_EXERCISE INSTRUCTIONS_.
Pull out every line from the listing that has the word "Extremos".

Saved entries
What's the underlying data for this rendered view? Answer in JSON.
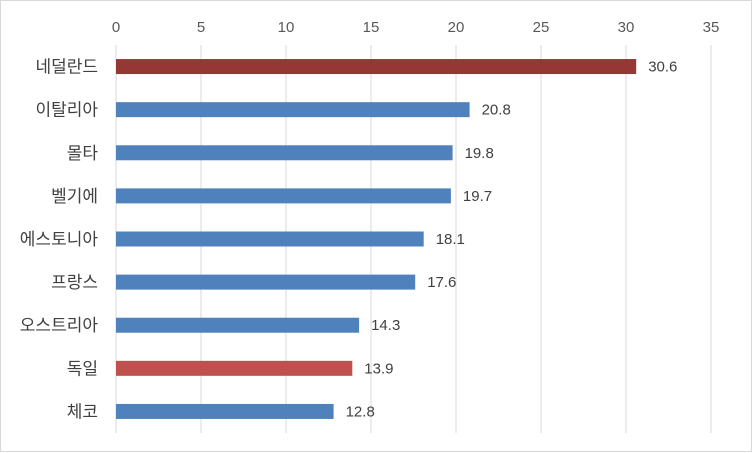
{
  "chart_data": {
    "type": "bar",
    "orientation": "horizontal",
    "categories": [
      "네덜란드",
      "이탈리아",
      "몰타",
      "벨기에",
      "에스토니아",
      "프랑스",
      "오스트리아",
      "독일",
      "체코"
    ],
    "values": [
      30.6,
      20.8,
      19.8,
      19.7,
      18.1,
      17.6,
      14.3,
      13.9,
      12.8
    ],
    "bar_colors": [
      "#953735",
      "#4f81bd",
      "#4f81bd",
      "#4f81bd",
      "#4f81bd",
      "#4f81bd",
      "#4f81bd",
      "#c0504d",
      "#4f81bd"
    ],
    "xlim": [
      0,
      35
    ],
    "x_ticks": [
      0,
      5,
      10,
      15,
      20,
      25,
      30,
      35
    ],
    "x_axis_position": "top",
    "grid": true,
    "data_labels": true,
    "title": "",
    "xlabel": "",
    "ylabel": ""
  }
}
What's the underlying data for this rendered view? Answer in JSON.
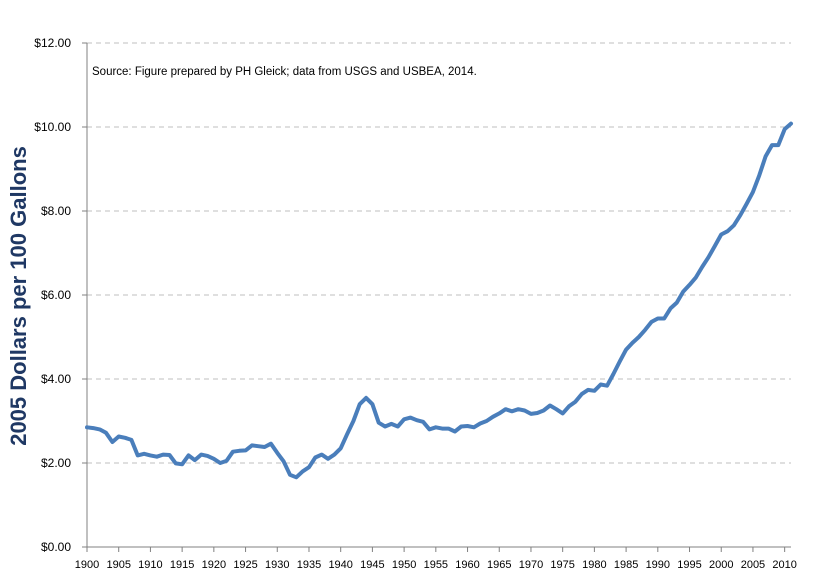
{
  "chart_data": {
    "type": "line",
    "title": "",
    "xlabel": "",
    "ylabel": "2005 Dollars per 100 Gallons",
    "annotation": "Source: Figure prepared by PH Gleick; data from USGS and USBEA,  2014.",
    "ylim": [
      0,
      12
    ],
    "xlim": [
      1900,
      2011
    ],
    "y_ticks": [
      "$0.00",
      "$2.00",
      "$4.00",
      "$6.00",
      "$8.00",
      "$10.00",
      "$12.00"
    ],
    "x_ticks": [
      "1900",
      "1905",
      "1910",
      "1915",
      "1920",
      "1925",
      "1930",
      "1935",
      "1940",
      "1945",
      "1950",
      "1955",
      "1960",
      "1965",
      "1970",
      "1975",
      "1980",
      "1985",
      "1990",
      "1995",
      "2000",
      "2005",
      "2010"
    ],
    "grid": true,
    "legend": "none",
    "series_color": "#4a7ebb",
    "series": [
      {
        "x": [
          1900,
          1901,
          1902,
          1903,
          1904,
          1905,
          1906,
          1907,
          1908,
          1909,
          1910,
          1911,
          1912,
          1913,
          1914,
          1915,
          1916,
          1917,
          1918,
          1919,
          1920,
          1921,
          1922,
          1923,
          1924,
          1925,
          1926,
          1927,
          1928,
          1929,
          1930,
          1931,
          1932,
          1933,
          1934,
          1935,
          1936,
          1937,
          1938,
          1939,
          1940,
          1941,
          1942,
          1943,
          1944,
          1945,
          1946,
          1947,
          1948,
          1949,
          1950,
          1951,
          1952,
          1953,
          1954,
          1955,
          1956,
          1957,
          1958,
          1959,
          1960,
          1961,
          1962,
          1963,
          1964,
          1965,
          1966,
          1967,
          1968,
          1969,
          1970,
          1971,
          1972,
          1973,
          1974,
          1975,
          1976,
          1977,
          1978,
          1979,
          1980,
          1981,
          1982,
          1983,
          1984,
          1985,
          1986,
          1987,
          1988,
          1989,
          1990,
          1991,
          1992,
          1993,
          1994,
          1995,
          1996,
          1997,
          1998,
          1999,
          2000,
          2001,
          2002,
          2003,
          2004,
          2005,
          2006,
          2007,
          2008,
          2009,
          2010,
          2011
        ],
        "values": [
          2.85,
          2.83,
          2.8,
          2.72,
          2.5,
          2.63,
          2.6,
          2.55,
          2.18,
          2.22,
          2.18,
          2.15,
          2.2,
          2.19,
          1.99,
          1.97,
          2.18,
          2.07,
          2.2,
          2.17,
          2.1,
          2.0,
          2.05,
          2.27,
          2.29,
          2.3,
          2.42,
          2.4,
          2.38,
          2.46,
          2.24,
          2.04,
          1.72,
          1.66,
          1.8,
          1.9,
          2.13,
          2.2,
          2.1,
          2.2,
          2.35,
          2.68,
          3.0,
          3.4,
          3.55,
          3.4,
          2.96,
          2.87,
          2.93,
          2.87,
          3.04,
          3.08,
          3.02,
          2.98,
          2.8,
          2.85,
          2.82,
          2.82,
          2.75,
          2.87,
          2.88,
          2.85,
          2.94,
          3.0,
          3.1,
          3.18,
          3.28,
          3.23,
          3.28,
          3.25,
          3.17,
          3.19,
          3.25,
          3.37,
          3.28,
          3.18,
          3.35,
          3.46,
          3.64,
          3.74,
          3.72,
          3.87,
          3.84,
          4.12,
          4.42,
          4.7,
          4.86,
          5.0,
          5.17,
          5.36,
          5.44,
          5.44,
          5.68,
          5.82,
          6.08,
          6.24,
          6.42,
          6.67,
          6.9,
          7.17,
          7.44,
          7.52,
          7.66,
          7.9,
          8.17,
          8.45,
          8.85,
          9.3,
          9.57,
          9.57,
          9.95,
          10.08
        ]
      }
    ]
  }
}
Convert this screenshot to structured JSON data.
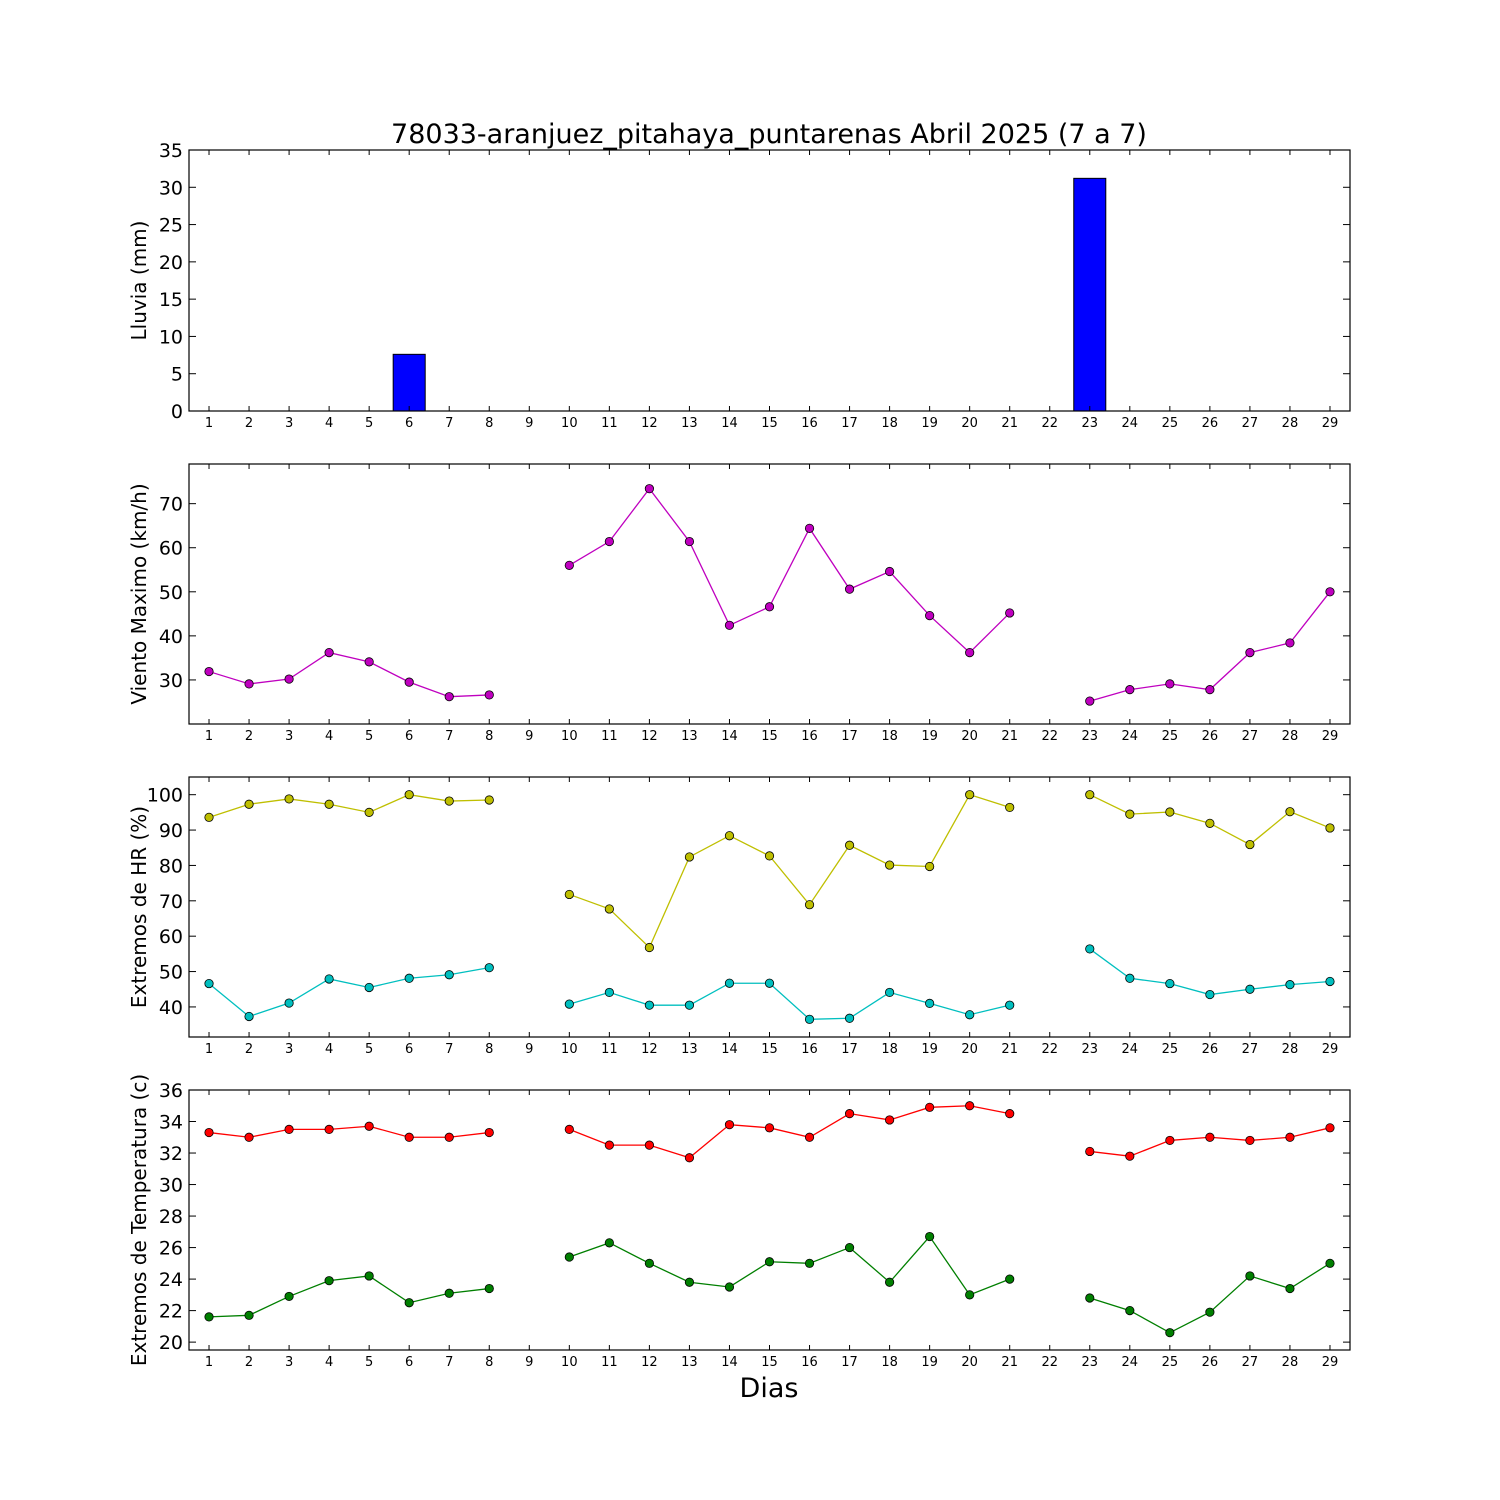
{
  "chart_data": [
    {
      "type": "bar",
      "title": "78033-aranjuez_pitahaya_puntarenas Abril 2025  (7 a 7)",
      "ylabel": "Lluvia (mm)",
      "xlabel": "",
      "ylim": [
        0,
        35
      ],
      "yticks": [
        0,
        5,
        10,
        15,
        20,
        25,
        30,
        35
      ],
      "x": [
        1,
        2,
        3,
        4,
        5,
        6,
        7,
        8,
        9,
        10,
        11,
        12,
        13,
        14,
        15,
        16,
        17,
        18,
        19,
        20,
        21,
        22,
        23,
        24,
        25,
        26,
        27,
        28,
        29
      ],
      "series": [
        {
          "color": "#0000ff",
          "values": [
            0,
            0,
            0,
            0,
            0,
            7.6,
            0,
            0,
            0,
            0,
            0,
            0,
            0,
            0,
            0,
            0,
            0,
            0,
            0,
            0,
            0,
            null,
            31.2,
            0,
            0,
            0,
            0,
            0,
            0
          ]
        }
      ]
    },
    {
      "type": "line",
      "title": "",
      "ylabel": "Viento Maximo (km/h)",
      "xlabel": "",
      "ylim": [
        20,
        79
      ],
      "yticks": [
        30,
        40,
        50,
        60,
        70
      ],
      "x": [
        1,
        2,
        3,
        4,
        5,
        6,
        7,
        8,
        9,
        10,
        11,
        12,
        13,
        14,
        15,
        16,
        17,
        18,
        19,
        20,
        21,
        22,
        23,
        24,
        25,
        26,
        27,
        28,
        29
      ],
      "series": [
        {
          "color": "#bf00bf",
          "values": [
            31.9,
            29.1,
            30.2,
            36.2,
            34.1,
            29.5,
            26.2,
            26.6,
            null,
            56.0,
            61.4,
            73.4,
            61.4,
            42.4,
            46.6,
            64.4,
            50.6,
            54.6,
            44.6,
            36.2,
            45.2,
            null,
            25.2,
            27.8,
            29.1,
            27.8,
            36.2,
            38.4,
            50.0
          ]
        }
      ]
    },
    {
      "type": "line",
      "title": "",
      "ylabel": "Extremos de HR (%)",
      "xlabel": "",
      "ylim": [
        31.5,
        105
      ],
      "yticks": [
        40,
        50,
        60,
        70,
        80,
        90,
        100
      ],
      "x": [
        1,
        2,
        3,
        4,
        5,
        6,
        7,
        8,
        9,
        10,
        11,
        12,
        13,
        14,
        15,
        16,
        17,
        18,
        19,
        20,
        21,
        22,
        23,
        24,
        25,
        26,
        27,
        28,
        29
      ],
      "series": [
        {
          "color": "#bfbf00",
          "values": [
            93.6,
            97.3,
            98.8,
            97.3,
            95.0,
            100,
            98.2,
            98.5,
            null,
            71.8,
            67.7,
            56.8,
            82.4,
            88.4,
            82.7,
            68.9,
            85.7,
            80.1,
            79.7,
            100,
            96.4,
            null,
            100,
            94.5,
            95.1,
            91.9,
            85.9,
            95.2,
            90.6
          ]
        },
        {
          "color": "#00bfbf",
          "values": [
            46.6,
            37.3,
            41.1,
            47.9,
            45.5,
            48.1,
            49.1,
            51.1,
            null,
            40.8,
            44.1,
            40.5,
            40.5,
            46.7,
            46.7,
            36.5,
            36.8,
            44.1,
            41.0,
            37.8,
            40.5,
            null,
            56.4,
            48.1,
            46.6,
            43.5,
            45.0,
            46.3,
            47.2
          ]
        }
      ]
    },
    {
      "type": "line",
      "title": "",
      "ylabel": "Extremos de Temperatura (c)",
      "xlabel": "Dias",
      "ylim": [
        19.5,
        36
      ],
      "yticks": [
        20,
        22,
        24,
        26,
        28,
        30,
        32,
        34,
        36
      ],
      "x": [
        1,
        2,
        3,
        4,
        5,
        6,
        7,
        8,
        9,
        10,
        11,
        12,
        13,
        14,
        15,
        16,
        17,
        18,
        19,
        20,
        21,
        22,
        23,
        24,
        25,
        26,
        27,
        28,
        29
      ],
      "series": [
        {
          "color": "#ff0000",
          "values": [
            33.3,
            33.0,
            33.5,
            33.5,
            33.7,
            33.0,
            33.0,
            33.3,
            null,
            33.5,
            32.5,
            32.5,
            31.7,
            33.8,
            33.6,
            33.0,
            34.5,
            34.1,
            34.9,
            35.0,
            34.5,
            null,
            32.1,
            31.8,
            32.8,
            33.0,
            32.8,
            33.0,
            33.6
          ]
        },
        {
          "color": "#007f00",
          "values": [
            21.6,
            21.7,
            22.9,
            23.9,
            24.2,
            22.5,
            23.1,
            23.4,
            null,
            25.4,
            26.3,
            25.0,
            23.8,
            23.5,
            25.1,
            25.0,
            26.0,
            23.8,
            26.7,
            23.0,
            24.0,
            null,
            22.8,
            22.0,
            20.6,
            21.9,
            24.2,
            23.4,
            25.0
          ]
        }
      ]
    }
  ]
}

_ANSWER IN FULL_.
      "ylabel": "Extremos de HR (%)",
      "ylabel": "Extremos de Temperatura (c)",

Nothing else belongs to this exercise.